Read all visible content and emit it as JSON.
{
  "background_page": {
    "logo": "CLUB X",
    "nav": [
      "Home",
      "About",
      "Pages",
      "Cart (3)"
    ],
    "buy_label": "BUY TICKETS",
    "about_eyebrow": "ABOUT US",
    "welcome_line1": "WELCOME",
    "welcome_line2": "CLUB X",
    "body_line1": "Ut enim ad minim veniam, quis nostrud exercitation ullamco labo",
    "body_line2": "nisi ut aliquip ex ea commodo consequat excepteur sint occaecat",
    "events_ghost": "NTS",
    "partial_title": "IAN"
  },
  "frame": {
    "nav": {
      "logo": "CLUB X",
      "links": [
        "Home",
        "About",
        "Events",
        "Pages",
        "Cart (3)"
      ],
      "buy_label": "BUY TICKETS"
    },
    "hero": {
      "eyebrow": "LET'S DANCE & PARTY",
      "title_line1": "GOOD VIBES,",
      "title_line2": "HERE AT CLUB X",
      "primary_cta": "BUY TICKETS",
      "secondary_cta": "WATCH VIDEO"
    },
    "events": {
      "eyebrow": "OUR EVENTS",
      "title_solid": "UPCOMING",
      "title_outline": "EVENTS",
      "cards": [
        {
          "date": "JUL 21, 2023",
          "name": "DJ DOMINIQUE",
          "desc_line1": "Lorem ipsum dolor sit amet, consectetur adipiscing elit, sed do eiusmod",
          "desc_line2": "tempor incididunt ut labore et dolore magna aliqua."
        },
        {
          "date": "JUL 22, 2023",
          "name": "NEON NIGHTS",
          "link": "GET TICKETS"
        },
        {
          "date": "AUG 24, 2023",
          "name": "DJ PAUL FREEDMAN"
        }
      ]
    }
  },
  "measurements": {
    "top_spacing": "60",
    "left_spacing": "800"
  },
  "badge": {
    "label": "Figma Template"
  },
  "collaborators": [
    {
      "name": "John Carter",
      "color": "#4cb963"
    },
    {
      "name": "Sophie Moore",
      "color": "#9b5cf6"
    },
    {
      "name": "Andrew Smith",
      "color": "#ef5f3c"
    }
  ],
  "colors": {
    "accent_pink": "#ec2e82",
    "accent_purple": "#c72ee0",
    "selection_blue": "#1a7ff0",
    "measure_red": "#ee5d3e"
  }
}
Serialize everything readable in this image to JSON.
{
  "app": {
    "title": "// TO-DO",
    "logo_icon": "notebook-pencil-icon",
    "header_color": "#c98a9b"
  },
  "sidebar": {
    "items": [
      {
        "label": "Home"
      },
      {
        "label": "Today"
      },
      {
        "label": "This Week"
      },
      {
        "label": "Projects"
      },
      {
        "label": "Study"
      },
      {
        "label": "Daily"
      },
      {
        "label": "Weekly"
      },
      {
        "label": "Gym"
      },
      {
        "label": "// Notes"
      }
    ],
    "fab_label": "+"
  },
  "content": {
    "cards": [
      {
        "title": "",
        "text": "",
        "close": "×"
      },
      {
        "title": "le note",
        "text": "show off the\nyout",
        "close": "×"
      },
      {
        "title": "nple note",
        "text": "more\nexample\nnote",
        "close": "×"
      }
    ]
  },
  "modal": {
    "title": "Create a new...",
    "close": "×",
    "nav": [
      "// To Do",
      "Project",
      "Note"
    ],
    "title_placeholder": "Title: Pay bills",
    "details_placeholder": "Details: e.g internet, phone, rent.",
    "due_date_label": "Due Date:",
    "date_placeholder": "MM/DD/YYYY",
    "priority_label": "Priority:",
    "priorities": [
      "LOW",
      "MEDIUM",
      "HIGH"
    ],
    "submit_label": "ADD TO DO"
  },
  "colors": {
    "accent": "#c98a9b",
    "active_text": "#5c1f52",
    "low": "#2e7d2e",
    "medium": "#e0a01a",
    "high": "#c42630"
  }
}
──────────────────────────────
= What the task requires =
Copy all the lines, exactly.

= Exercise result =
Read all visible content and emit it as JSON.
{
  "background_page": {
    "logo": "CLUB X",
    "nav": [
      "Home",
      "About",
      "Pages",
      "Cart (3)"
    ],
    "buy_label": "BUY TICKETS",
    "about_eyebrow": "ABOUT US",
    "welcome_line1": "WELCOME",
    "welcome_line2": "CLUB X",
    "body_line1": "Ut enim ad minim veniam, quis nostrud exercitation ullamco labo",
    "body_line2": "nisi ut aliquip ex ea commodo consequat excepteur sint occaecat",
    "events_ghost": "NTS",
    "partial_title": "IAN"
  },
  "frame": {
    "nav": {
      "logo": "CLUB X",
      "links": [
        "Home",
        "About",
        "Events",
        "Pages",
        "Cart (3)"
      ],
      "buy_label": "BUY TICKETS"
    },
    "hero": {
      "eyebrow": "LET'S DANCE & PARTY",
      "title_line1": "GOOD VIBES,",
      "title_line2": "HERE AT CLUB X",
      "primary_cta": "BUY TICKETS",
      "secondary_cta": "WATCH VIDEO"
    },
    "events": {
      "eyebrow": "OUR EVENTS",
      "title_solid": "UPCOMING",
      "title_outline": "EVENTS",
      "cards": [
        {
          "date": "JUL 21, 2023",
          "name": "DJ DOMINIQUE",
          "desc_line1": "Lorem ipsum dolor sit amet, consectetur adipiscing elit, sed do eiusmod",
          "desc_line2": "tempor incididunt ut labore et dolore magna aliqua."
        },
        {
          "date": "JUL 22, 2023",
          "name": "NEON NIGHTS",
          "link": "GET TICKETS"
        },
        {
          "date": "AUG 24, 2023",
          "name": "DJ PAUL FREEDMAN"
        }
      ]
    }
  },
  "measurements": {
    "top_spacing": "60",
    "left_spacing": "800"
  },
  "badge": {
    "label": "Figma Template"
  },
  "collaborators": [
    {
      "name": "John Carter",
      "color": "#4cb963"
    },
    {
      "name": "Sophie Moore",
      "color": "#9b5cf6"
    },
    {
      "name": "Andrew Smith",
      "color": "#ef5f3c"
    }
  ],
  "colors": {
    "accent_pink": "#ec2e82",
    "accent_purple": "#c72ee0",
    "selection_blue": "#1a7ff0",
    "measure_red": "#ee5d3e"
  }
}
Serialize everything readable in this image to JSON.
{
  "app": {
    "title": "// TO-DO",
    "logo_icon": "notebook-pencil-icon",
    "header_color": "#c98a9b"
  },
  "sidebar": {
    "items": [
      {
        "label": "Home"
      },
      {
        "label": "Today"
      },
      {
        "label": "This Week"
      },
      {
        "label": "Projects"
      },
      {
        "label": "Study"
      },
      {
        "label": "Daily"
      },
      {
        "label": "Weekly"
      },
      {
        "label": "Gym"
      },
      {
        "label": "// Notes"
      }
    ],
    "fab_label": "+"
  },
  "content": {
    "cards": [
      {
        "title": "",
        "text": "",
        "close": "×"
      },
      {
        "title": "le note",
        "text": "show off the\nyout",
        "close": "×"
      },
      {
        "title": "nple note",
        "text": "more\nexample\nnote",
        "close": "×"
      }
    ]
  },
  "modal": {
    "title": "Create a new...",
    "close": "×",
    "nav": [
      "// To Do",
      "Project",
      "Note"
    ],
    "title_placeholder": "Title: Pay bills",
    "details_placeholder": "Details: e.g internet, phone, rent.",
    "due_date_label": "Due Date:",
    "date_placeholder": "MM/DD/YYYY",
    "priority_label": "Priority:",
    "priorities": [
      "LOW",
      "MEDIUM",
      "HIGH"
    ],
    "submit_label": "ADD TO DO"
  },
  "colors": {
    "accent": "#c98a9b",
    "active_text": "#5c1f52",
    "low": "#2e7d2e",
    "medium": "#e0a01a",
    "high": "#c42630"
  }
}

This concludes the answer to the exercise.